[[ Passage to read, beginning ]]
- Date: 15 – 21 May
- Edition: 4th
- Draw: 32S / 16D
- Surface: Clay
- Location: Heilbronn, Germany

Champions

Singles
- Filip Krajinović

Doubles
- Roman Jebavý / Antonio Šančić
| Heilbronner Neckarcup |

= 2017 Heilbronner Neckarcup =

The 2017 Heilbronner Neckarcup was a professional tennis tournament played on clay courts. It was the fourth edition of the tournament which was part of the 2017 ATP Challenger Tour. It took place in Heilbronn, Germany between 15 and 21 May 2017.

== Point distribution ==

| Event | W | F | SF | QF | Round of 16 | Round of 32 | Q | Q2 |
| Singles | 90 | 55 | 33 | 17 | 8 | 0 | 5 | 0 |
| Doubles | 0 | — | — | — |

==Singles main-draw entrants==
===Seeds===

| Country | Player | Rank^{1} | Seed |
|---|---|---|---|
| ARG | Nicolás Kicker | 92 | 1 |
| RUS | Evgeny Donskoy | 94 | 2 |
| CZE | Adam Pavlásek | 95 | 3 |
| SVK | Norbert Gombos | 103 | 4 |
| SUI | Henri Laaksonen | 105 | 5 |
| ARG | Guido Pella | 109 | 6 |
| SVK | Andrej Martin | 112 | 7 |
| NOR | Casper Ruud | 119 | 8 |

- ^{1} Rankings are as of May 8, 2017.

===Other entrants===
The following players received wildcards into the singles main draw:
- GER Daniel Altmaier
- GER Daniel Brands
- TUR Marsel İlhan
- GER Yannick Maden

The following players received entry from the qualifying draw:
- AUS Sam Groth
- GER Dominik Köpfer
- SRB Filip Krajinović
- GER Cedrik-Marcel Stebe

==Champions==
===Singles===

- SRB Filip Krajinović def. SVK Norbert Gombos 6–3, 6–2.

===Doubles===

- CZE Roman Jebavý / CRO Antonio Šančić def. CAN Adil Shamasdin / SVK Igor Zelenay 6–4, 6–1.
[[ Passage to read, end ]]
[[ Record excerpts, beginning ]]
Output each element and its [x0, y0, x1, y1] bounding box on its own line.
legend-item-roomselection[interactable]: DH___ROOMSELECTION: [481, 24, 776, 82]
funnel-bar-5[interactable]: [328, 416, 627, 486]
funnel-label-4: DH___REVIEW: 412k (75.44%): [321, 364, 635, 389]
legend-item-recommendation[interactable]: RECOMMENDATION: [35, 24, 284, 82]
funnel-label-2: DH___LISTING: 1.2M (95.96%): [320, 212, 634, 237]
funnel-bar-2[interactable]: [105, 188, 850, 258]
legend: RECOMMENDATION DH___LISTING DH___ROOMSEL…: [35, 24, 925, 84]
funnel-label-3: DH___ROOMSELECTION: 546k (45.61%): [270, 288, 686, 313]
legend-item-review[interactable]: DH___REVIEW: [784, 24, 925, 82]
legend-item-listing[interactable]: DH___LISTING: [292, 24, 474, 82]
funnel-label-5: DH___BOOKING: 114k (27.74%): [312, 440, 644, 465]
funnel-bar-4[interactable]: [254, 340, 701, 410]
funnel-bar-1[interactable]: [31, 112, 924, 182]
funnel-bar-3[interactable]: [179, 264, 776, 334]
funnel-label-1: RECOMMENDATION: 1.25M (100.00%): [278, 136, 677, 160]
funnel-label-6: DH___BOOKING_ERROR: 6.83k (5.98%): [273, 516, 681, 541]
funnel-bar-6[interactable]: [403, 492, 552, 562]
[[ Record excerpts, end ]]
What to work on >> In the article on the 2017 Heilbronner Neckarcup, whom did Filip Krajinović defeat in the singles final, and by what score?

Result below >> Norbert Gombos, 6–3, 6–2.